ENTRIES —
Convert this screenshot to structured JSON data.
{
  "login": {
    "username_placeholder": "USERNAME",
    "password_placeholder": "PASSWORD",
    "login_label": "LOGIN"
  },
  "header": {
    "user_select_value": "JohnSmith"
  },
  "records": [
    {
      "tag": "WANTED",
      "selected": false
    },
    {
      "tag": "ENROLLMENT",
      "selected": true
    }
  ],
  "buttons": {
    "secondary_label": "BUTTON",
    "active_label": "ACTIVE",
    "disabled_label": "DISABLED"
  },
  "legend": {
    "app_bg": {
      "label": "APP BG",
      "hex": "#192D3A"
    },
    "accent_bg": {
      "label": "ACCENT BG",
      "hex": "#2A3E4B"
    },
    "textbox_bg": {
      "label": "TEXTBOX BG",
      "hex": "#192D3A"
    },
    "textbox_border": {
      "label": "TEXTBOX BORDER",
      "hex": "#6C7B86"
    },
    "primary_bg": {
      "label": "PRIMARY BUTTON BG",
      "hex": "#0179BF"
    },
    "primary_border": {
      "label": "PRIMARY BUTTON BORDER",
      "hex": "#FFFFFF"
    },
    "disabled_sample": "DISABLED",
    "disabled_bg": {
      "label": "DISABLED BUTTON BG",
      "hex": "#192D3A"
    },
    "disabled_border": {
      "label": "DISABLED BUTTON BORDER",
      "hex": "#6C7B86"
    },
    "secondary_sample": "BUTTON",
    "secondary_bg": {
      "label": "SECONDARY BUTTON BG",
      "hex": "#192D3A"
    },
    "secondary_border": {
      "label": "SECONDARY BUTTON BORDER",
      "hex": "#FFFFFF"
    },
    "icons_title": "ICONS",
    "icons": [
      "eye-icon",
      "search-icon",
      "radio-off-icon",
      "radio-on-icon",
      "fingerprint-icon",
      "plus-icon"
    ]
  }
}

WHAT IS BEING ASKED —
Your task is to retype all of the records exactly.

CORRECT RESULT —
Convert this screenshot to structured JSON data.
{
  "login": {
    "username_placeholder": "USERNAME",
    "password_placeholder": "PASSWORD",
    "login_label": "LOGIN"
  },
  "header": {
    "user_select_value": "JohnSmith"
  },
  "records": [
    {
      "tag": "WANTED",
      "selected": false
    },
    {
      "tag": "ENROLLMENT",
      "selected": true
    }
  ],
  "buttons": {
    "secondary_label": "BUTTON",
    "active_label": "ACTIVE",
    "disabled_label": "DISABLED"
  },
  "legend": {
    "app_bg": {
      "label": "APP BG",
      "hex": "#192D3A"
    },
    "accent_bg": {
      "label": "ACCENT BG",
      "hex": "#2A3E4B"
    },
    "textbox_bg": {
      "label": "TEXTBOX BG",
      "hex": "#192D3A"
    },
    "textbox_border": {
      "label": "TEXTBOX BORDER",
      "hex": "#6C7B86"
    },
    "primary_bg": {
      "label": "PRIMARY BUTTON BG",
      "hex": "#0179BF"
    },
    "primary_border": {
      "label": "PRIMARY BUTTON BORDER",
      "hex": "#FFFFFF"
    },
    "disabled_sample": "DISABLED",
    "disabled_bg": {
      "label": "DISABLED BUTTON BG",
      "hex": "#192D3A"
    },
    "disabled_border": {
      "label": "DISABLED BUTTON BORDER",
      "hex": "#6C7B86"
    },
    "secondary_sample": "BUTTON",
    "secondary_bg": {
      "label": "SECONDARY BUTTON BG",
      "hex": "#192D3A"
    },
    "secondary_border": {
      "label": "SECONDARY BUTTON BORDER",
      "hex": "#FFFFFF"
    },
    "icons_title": "ICONS",
    "icons": [
      "eye-icon",
      "search-icon",
      "radio-off-icon",
      "radio-on-icon",
      "fingerprint-icon",
      "plus-icon"
    ]
  }
}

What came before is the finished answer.